Your task is to repeat the entries word for word while leaving out the pictures.

(Lines of data)
# # # # # # #
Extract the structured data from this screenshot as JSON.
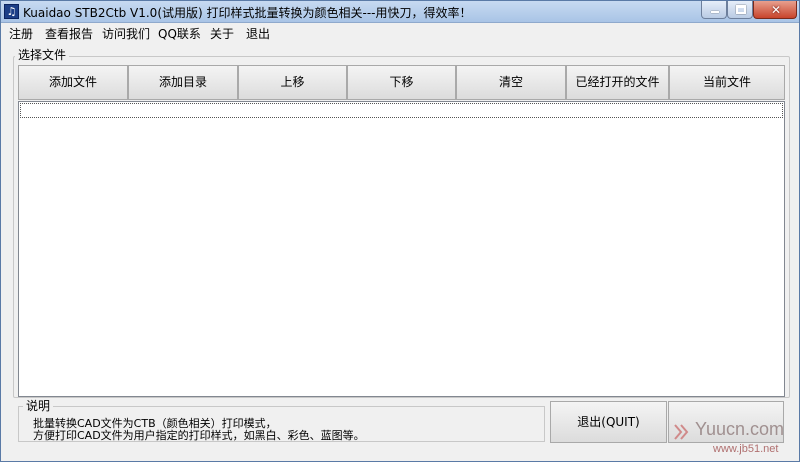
{
  "window": {
    "icon_glyph": "♫",
    "title": "Kuaidao STB2Ctb  V1.0(试用版) 打印样式批量转换为颜色相关---用快刀，得效率！",
    "minimize_glyph": "",
    "maximize_glyph": "",
    "close_glyph": "✕"
  },
  "menu": [
    {
      "label": "注册"
    },
    {
      "label": "查看报告"
    },
    {
      "label": "访问我们"
    },
    {
      "label": "QQ联系"
    },
    {
      "label": "关于"
    },
    {
      "label": "退出"
    }
  ],
  "file_group": {
    "legend": "选择文件",
    "buttons": [
      {
        "label": "添加文件"
      },
      {
        "label": "添加目录"
      },
      {
        "label": "上移"
      },
      {
        "label": "下移"
      },
      {
        "label": "清空"
      },
      {
        "label": "已经打开的文件"
      },
      {
        "label": "当前文件"
      }
    ],
    "files": []
  },
  "description": {
    "legend": "说明",
    "line1": "批量转换CAD文件为CTB（颜色相关）打印模式，",
    "line2": "方便打印CAD文件为用户指定的打印样式，如黑白、彩色、蓝图等。"
  },
  "quit_button": {
    "label": "退出(QUIT)"
  },
  "watermark": {
    "main": "Yuucn.com",
    "sub": "www.jb51.net"
  },
  "colors": {
    "titlebar": "#a9c4e6",
    "close_button": "#c8442c",
    "window_bg": "#f0f0f0"
  }
}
# # # # # # #
### Task output
Extract the structured data from this screenshot as JSON.
{
  "window": {
    "icon_glyph": "♫",
    "title": "Kuaidao STB2Ctb  V1.0(试用版) 打印样式批量转换为颜色相关---用快刀，得效率！",
    "minimize_glyph": "",
    "maximize_glyph": "",
    "close_glyph": "✕"
  },
  "menu": [
    {
      "label": "注册"
    },
    {
      "label": "查看报告"
    },
    {
      "label": "访问我们"
    },
    {
      "label": "QQ联系"
    },
    {
      "label": "关于"
    },
    {
      "label": "退出"
    }
  ],
  "file_group": {
    "legend": "选择文件",
    "buttons": [
      {
        "label": "添加文件"
      },
      {
        "label": "添加目录"
      },
      {
        "label": "上移"
      },
      {
        "label": "下移"
      },
      {
        "label": "清空"
      },
      {
        "label": "已经打开的文件"
      },
      {
        "label": "当前文件"
      }
    ],
    "files": []
  },
  "description": {
    "legend": "说明",
    "line1": "批量转换CAD文件为CTB（颜色相关）打印模式，",
    "line2": "方便打印CAD文件为用户指定的打印样式，如黑白、彩色、蓝图等。"
  },
  "quit_button": {
    "label": "退出(QUIT)"
  },
  "watermark": {
    "main": "Yuucn.com",
    "sub": "www.jb51.net"
  },
  "colors": {
    "titlebar": "#a9c4e6",
    "close_button": "#c8442c",
    "window_bg": "#f0f0f0"
  }
}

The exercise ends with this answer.